Rewrite the lines from the one containing "day-details: Sunrise: 5:53 AM Sunset: 6:20" to the one containing "calendar-cell-day[interactable]: 27 Sunrise: 5:53" as a Markdown table with the columns No. and Entry, numbering each line and leaving out blank lines.

****************

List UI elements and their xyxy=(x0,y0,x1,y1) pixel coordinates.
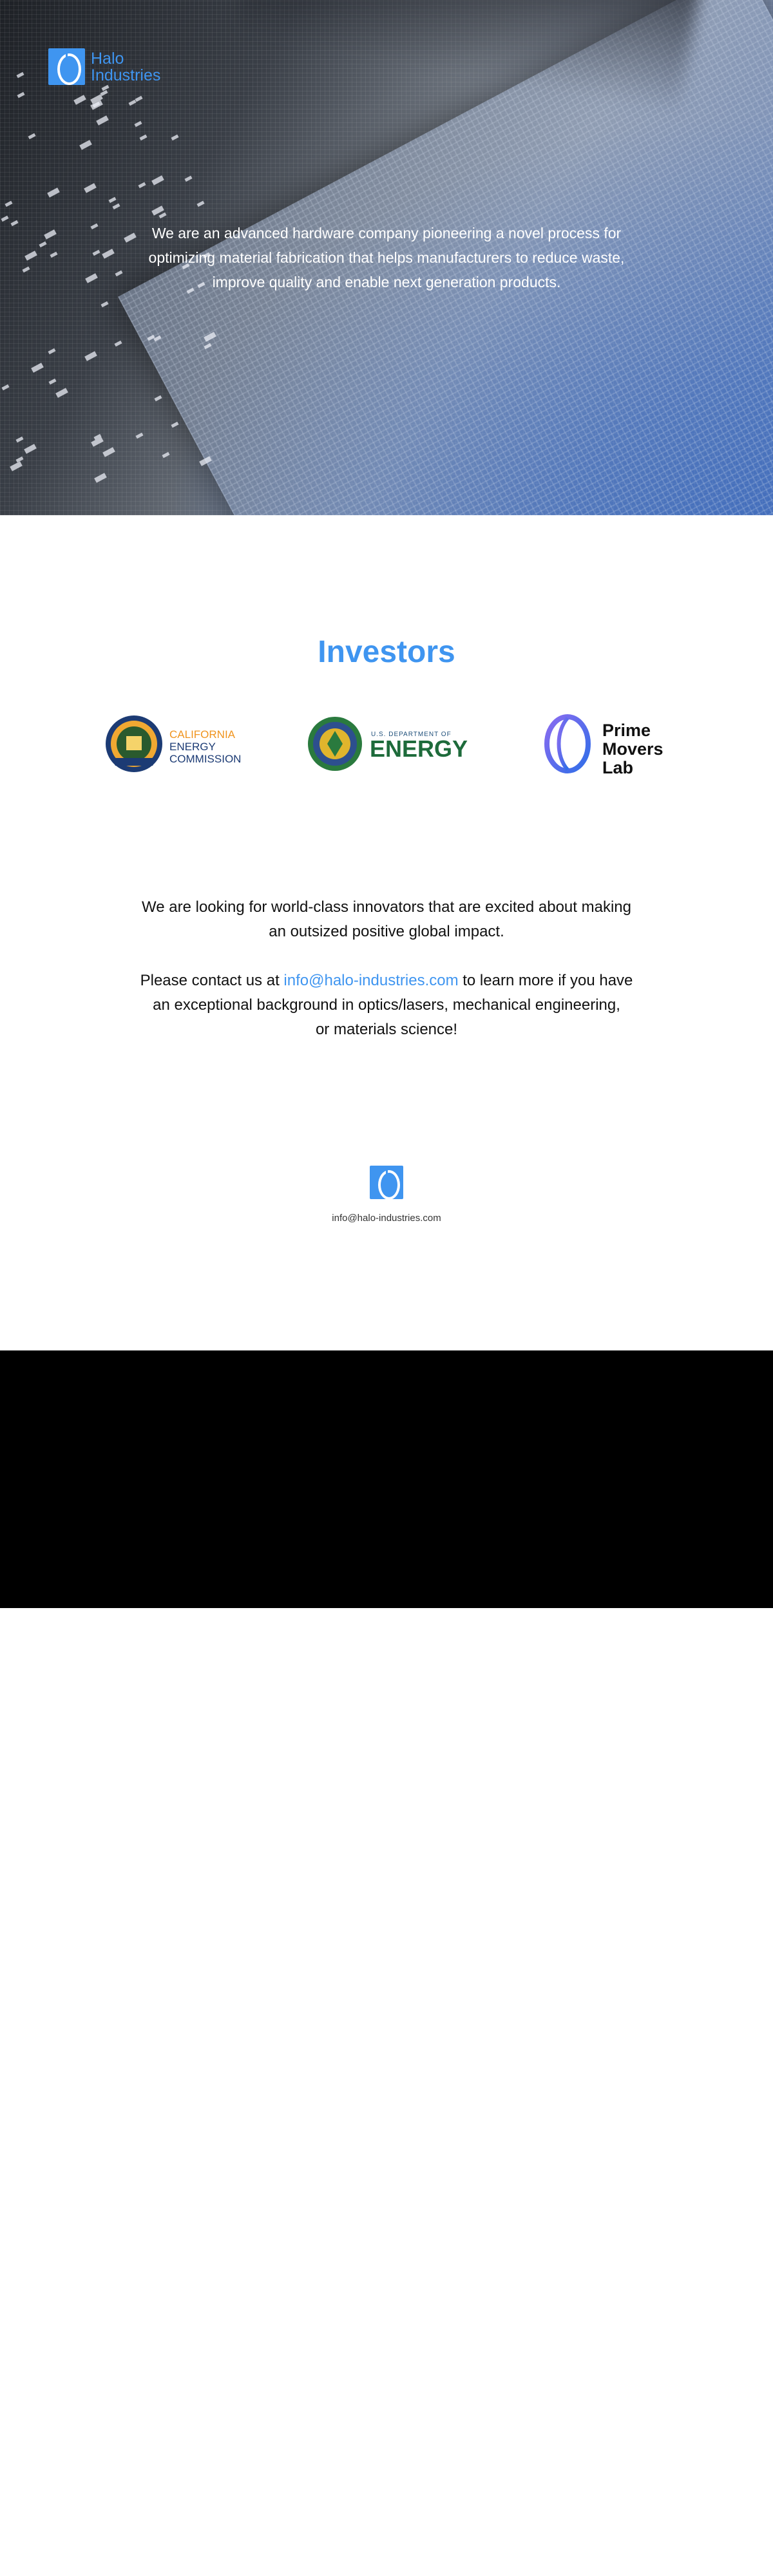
prime-movers-lab-logo-icon: Prime Movers Lab xyxy=(544,714,663,776)
recruiting-paragraph-1: We are looking for world-class innovator… xyxy=(116,895,657,944)
investor-california-energy-commission[interactable]: CALIFORNIA ENERGY COMMISSION xyxy=(105,712,253,776)
hero-tagline-line3: improve quality and enable next generati… xyxy=(212,274,561,290)
recruiting-p2-line2: an exceptional background in optics/lase… xyxy=(153,996,620,1014)
pml-text-line3: Lab xyxy=(602,758,633,776)
recruiting-p1-line1: We are looking for world-class innovator… xyxy=(142,898,631,916)
recruiting-message: We are looking for world-class innovator… xyxy=(116,895,657,1042)
recruiting-p1-line2: an outsized positive global impact. xyxy=(269,923,504,940)
hero-section: Halo Industries We are an advanced hardw… xyxy=(0,0,773,515)
recruiting-p2-line1: Please contact us at info@halo-industrie… xyxy=(116,969,657,993)
pml-text-line1: Prime xyxy=(602,721,651,740)
halo-logo-icon[interactable] xyxy=(370,1166,403,1200)
recruiting-p2-after: to learn more if you have xyxy=(463,972,633,989)
recruiting-p2-line3: or materials science! xyxy=(315,1021,458,1038)
brand-name-line2: Industries xyxy=(91,66,161,84)
brand-name: Halo Industries xyxy=(91,50,160,84)
cec-text-line2: ENERGY xyxy=(169,741,216,753)
pml-text-line2: Movers xyxy=(602,739,663,759)
investors-heading: Investors xyxy=(318,635,455,669)
contact-email-link[interactable]: info@halo-industries.com xyxy=(283,972,458,989)
hero-tagline-line2: optimizing material fabrication that hel… xyxy=(148,249,625,266)
brand-logo-link[interactable]: Halo Industries xyxy=(48,48,160,85)
doe-text-line2: ENERGY xyxy=(370,735,468,762)
footer-email-link[interactable]: info@halo-industries.com xyxy=(0,1213,773,1224)
hero-tagline: We are an advanced hardware company pion… xyxy=(116,221,657,294)
brand-name-line1: Halo xyxy=(91,49,124,68)
dark-section xyxy=(0,1350,773,1608)
halo-logo-icon xyxy=(48,48,85,85)
recruiting-p2-before: Please contact us at xyxy=(140,972,280,989)
cec-text-line1: CALIFORNIA xyxy=(169,728,236,741)
cec-text-line3: COMMISSION xyxy=(169,753,241,765)
recruiting-paragraph-2: Please contact us at info@halo-industrie… xyxy=(116,969,657,1042)
doe-seal-icon: U.S. DEPARTMENT OF ENERGY xyxy=(308,717,468,771)
investor-us-department-of-energy[interactable]: U.S. DEPARTMENT OF ENERGY xyxy=(308,712,469,776)
california-energy-commission-seal-icon: CALIFORNIA ENERGY COMMISSION xyxy=(106,715,241,772)
hero-tagline-line1: We are an advanced hardware company pion… xyxy=(151,225,622,242)
investor-prime-movers-lab[interactable]: Prime Movers Lab xyxy=(543,712,678,776)
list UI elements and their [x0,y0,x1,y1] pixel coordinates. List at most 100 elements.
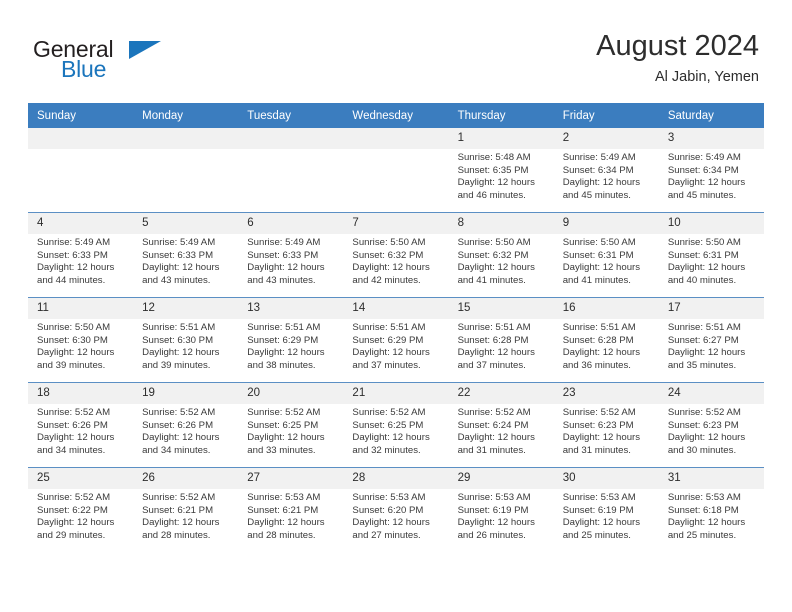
day-details: Sunrise: 5:53 AM Sunset: 6:20 PM Daylight:… [343,489,448,542]
sunset-text: Sunset: 6:22 PM [37,504,108,516]
day-details: Sunrise: 5:52 AM Sunset: 6:22 PM Daylight:… [28,489,133,542]
calendar-cell-day[interactable]: 18 Sunrise: 5:52 AM Sunset: 6:26 PM Dayligh… [28,382,134,468]
calendar-cell-day[interactable]: 15 Sunrise: 5:51 AM Sunset: 6:28 PM Dayligh… [448,297,554,383]
day-number: 3 [658,128,764,149]
calendar-cell-day[interactable]: 25 Sunrise: 5:52 AM Sunset: 6:22 PM Dayligh… [28,467,134,552]
page-title: August 2024 [596,30,759,62]
daylight-text-line1: Daylight: 12 hours [247,517,325,529]
daylight-text-line1: Daylight: 12 hours [352,432,430,444]
calendar-cell-day[interactable]: 27 Sunrise: 5:53 AM Sunset: 6:21 PM Dayligh… [238,467,344,552]
calendar-cell-day[interactable]: 7 Sunrise: 5:50 AM Sunset: 6:32 PM Daylight… [343,212,449,298]
calendar-cell-day[interactable]: 20 Sunrise: 5:52 AM Sunset: 6:25 PM Dayligh… [238,382,344,468]
calendar-cell-day[interactable]: 23 Sunrise: 5:52 AM Sunset: 6:23 PM Dayligh… [553,382,659,468]
daylight-text-line2: and 39 minutes. [142,359,211,371]
day-details: Sunrise: 5:52 AM Sunset: 6:25 PM Daylight:… [343,404,448,457]
calendar-cell-day[interactable]: 1 Sunrise: 5:48 AM Sunset: 6:35 PM Daylight… [448,128,554,213]
calendar-cell-day[interactable]: 6 Sunrise: 5:49 AM Sunset: 6:33 PM Daylight… [238,212,344,298]
cell-inner: 1 Sunrise: 5:48 AM Sunset: 6:35 PM Daylight… [448,128,554,212]
daylight-text-line1: Daylight: 12 hours [457,262,535,274]
daylight-text-line2: and 37 minutes. [457,359,526,371]
sunrise-text: Sunrise: 5:52 AM [562,407,636,418]
calendar-cell-day[interactable]: 8 Sunrise: 5:50 AM Sunset: 6:32 PM Daylight… [448,212,554,298]
sunrise-text: Sunrise: 5:53 AM [352,492,426,503]
calendar-cell-day[interactable]: 17 Sunrise: 5:51 AM Sunset: 6:27 PM Dayligh… [658,297,764,383]
calendar-cell-day[interactable]: 10 Sunrise: 5:50 AM Sunset: 6:31 PM Dayligh… [658,212,764,298]
cell-inner: 4 Sunrise: 5:49 AM Sunset: 6:33 PM Daylight… [28,213,134,297]
calendar-cell-day[interactable]: 28 Sunrise: 5:53 AM Sunset: 6:20 PM Dayligh… [343,467,449,552]
calendar-cell-day[interactable]: 13 Sunrise: 5:51 AM Sunset: 6:29 PM Dayligh… [238,297,344,383]
sunrise-text: Sunrise: 5:52 AM [352,407,426,418]
sunrise-text: Sunrise: 5:50 AM [667,237,741,248]
calendar-cell-day[interactable]: 26 Sunrise: 5:52 AM Sunset: 6:21 PM Dayligh… [133,467,239,552]
sunrise-text: Sunrise: 5:49 AM [667,152,741,163]
calendar-cell-day[interactable]: 4 Sunrise: 5:49 AM Sunset: 6:33 PM Daylight… [28,212,134,298]
daylight-text-line1: Daylight: 12 hours [142,262,220,274]
calendar-cell-day[interactable]: 19 Sunrise: 5:52 AM Sunset: 6:26 PM Dayligh… [133,382,239,468]
sunset-text: Sunset: 6:25 PM [352,419,424,431]
day-details: Sunrise: 5:52 AM Sunset: 6:25 PM Daylight:… [238,404,343,457]
cell-inner: 6 Sunrise: 5:49 AM Sunset: 6:33 PM Daylight… [238,213,344,297]
calendar-cell-empty [343,128,449,213]
day-number: 6 [238,213,344,234]
sunrise-text: Sunrise: 5:50 AM [457,237,531,248]
calendar-cell-day[interactable]: 16 Sunrise: 5:51 AM Sunset: 6:28 PM Dayligh… [553,297,659,383]
brand-logo[interactable]: General Blue [33,36,253,86]
sunset-text: Sunset: 6:34 PM [667,164,739,176]
day-number: 17 [658,298,764,319]
day-details: Sunrise: 5:51 AM Sunset: 6:27 PM Daylight:… [659,319,764,372]
calendar-cell-day[interactable]: 9 Sunrise: 5:50 AM Sunset: 6:31 PM Daylight… [553,212,659,298]
daylight-text-line2: and 33 minutes. [247,444,316,456]
cell-inner [133,128,239,212]
cell-inner [28,128,134,212]
daylight-text-line1: Daylight: 12 hours [247,432,325,444]
cell-inner [238,128,344,212]
day-details: Sunrise: 5:53 AM Sunset: 6:18 PM Daylight:… [659,489,764,542]
daylight-text-line2: and 29 minutes. [37,529,106,541]
sunset-text: Sunset: 6:30 PM [37,334,108,346]
calendar-page: General Blue August 2024 Al Jabin, Yemen… [0,0,792,612]
sunset-text: Sunset: 6:33 PM [142,249,214,261]
daylight-text-line1: Daylight: 12 hours [667,262,746,274]
cell-inner: 15 Sunrise: 5:51 AM Sunset: 6:28 PM Dayligh… [448,298,554,382]
calendar-cell-day[interactable]: 11 Sunrise: 5:50 AM Sunset: 6:30 PM Dayligh… [28,297,134,383]
calendar-cell-empty [238,128,344,213]
calendar-cell-day[interactable]: 3 Sunrise: 5:49 AM Sunset: 6:34 PM Daylight… [658,128,764,213]
daylight-text-line2: and 43 minutes. [142,274,211,286]
daylight-text-line1: Daylight: 12 hours [352,517,430,529]
day-number: 5 [133,213,239,234]
weekday-header-thursday: Thursday [448,103,554,128]
sunrise-text: Sunrise: 5:53 AM [247,492,321,503]
day-number: 26 [133,468,239,489]
daylight-text-line2: and 30 minutes. [667,444,737,456]
sunset-text: Sunset: 6:24 PM [457,419,529,431]
day-details: Sunrise: 5:51 AM Sunset: 6:28 PM Daylight:… [554,319,659,372]
day-number: 24 [658,383,764,404]
daylight-text-line2: and 39 minutes. [37,359,106,371]
calendar-cell-day[interactable]: 12 Sunrise: 5:51 AM Sunset: 6:30 PM Dayligh… [133,297,239,383]
sunrise-text: Sunrise: 5:53 AM [457,492,531,503]
daylight-text-line1: Daylight: 12 hours [667,177,746,189]
daylight-text-line1: Daylight: 12 hours [457,347,535,359]
calendar-cell-day[interactable]: 31 Sunrise: 5:53 AM Sunset: 6:18 PM Dayligh… [658,467,764,552]
cell-inner: 3 Sunrise: 5:49 AM Sunset: 6:34 PM Daylight… [658,128,764,212]
daylight-text-line2: and 26 minutes. [457,529,526,541]
daylight-text-line1: Daylight: 12 hours [247,347,325,359]
calendar-cell-day[interactable]: 5 Sunrise: 5:49 AM Sunset: 6:33 PM Daylight… [133,212,239,298]
daylight-text-line2: and 43 minutes. [247,274,316,286]
triangle-icon [129,41,161,59]
day-details: Sunrise: 5:49 AM Sunset: 6:33 PM Daylight:… [133,234,238,287]
sunset-text: Sunset: 6:29 PM [247,334,319,346]
calendar-cell-day[interactable]: 2 Sunrise: 5:49 AM Sunset: 6:34 PM Daylight… [553,128,659,213]
calendar-cell-day[interactable]: 29 Sunrise: 5:53 AM Sunset: 6:19 PM Dayligh… [448,467,554,552]
cell-inner: 24 Sunrise: 5:52 AM Sunset: 6:23 PM Dayligh… [658,383,764,467]
sunset-text: Sunset: 6:21 PM [247,504,319,516]
cell-inner: 25 Sunrise: 5:52 AM Sunset: 6:22 PM Dayligh… [28,468,134,552]
sunrise-text: Sunrise: 5:49 AM [37,237,111,248]
daylight-text-line1: Daylight: 12 hours [142,517,220,529]
calendar-cell-day[interactable]: 22 Sunrise: 5:52 AM Sunset: 6:24 PM Dayligh… [448,382,554,468]
calendar-cell-day[interactable]: 24 Sunrise: 5:52 AM Sunset: 6:23 PM Dayligh… [658,382,764,468]
calendar-cell-day[interactable]: 21 Sunrise: 5:52 AM Sunset: 6:25 PM Dayligh… [343,382,449,468]
sunrise-text: Sunrise: 5:53 AM [667,492,741,503]
calendar-cell-day[interactable]: 14 Sunrise: 5:51 AM Sunset: 6:29 PM Dayligh… [343,297,449,383]
calendar-cell-day[interactable]: 30 Sunrise: 5:53 AM Sunset: 6:19 PM Dayligh… [553,467,659,552]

****************

### ANSWER FOR THE TASK
| No. | Entry |
|---|---|
| 1 | day-details: Sunrise: 5:53 AM Sunset: 6:20 PM Daylight:… [343,489,448,542] |
| 2 | sunset-text: Sunset: 6:22 PM [37,504,108,516] |
| 3 | day-details: Sunrise: 5:52 AM Sunset: 6:22 PM Daylight:… [28,489,133,542] |
| 4 | calendar-cell-day[interactable]: 18 Sunrise: 5:52 AM Sunset: 6:26 PM Dayligh… [28,382,134,468] |
| 5 | calendar-cell-day[interactable]: 15 Sunrise: 5:51 AM Sunset: 6:28 PM Dayligh… [448,297,554,383] |
| 6 | day-number: 3 [658,128,764,149] |
| 7 | calendar-cell-day[interactable]: 25 Sunrise: 5:52 AM Sunset: 6:22 PM Dayligh… [28,467,134,552] |
| 8 | page-title: August 2024 [596,30,759,62] |
| 9 | daylight-text-line1: Daylight: 12 hours [247,517,325,529] |
| 10 | daylight-text-line1: Daylight: 12 hours [352,432,430,444] |
| 11 | calendar-cell-day[interactable]: 27 Sunrise: 5:53 AM Sunset: 6:21 PM Dayligh… [238,467,344,552] |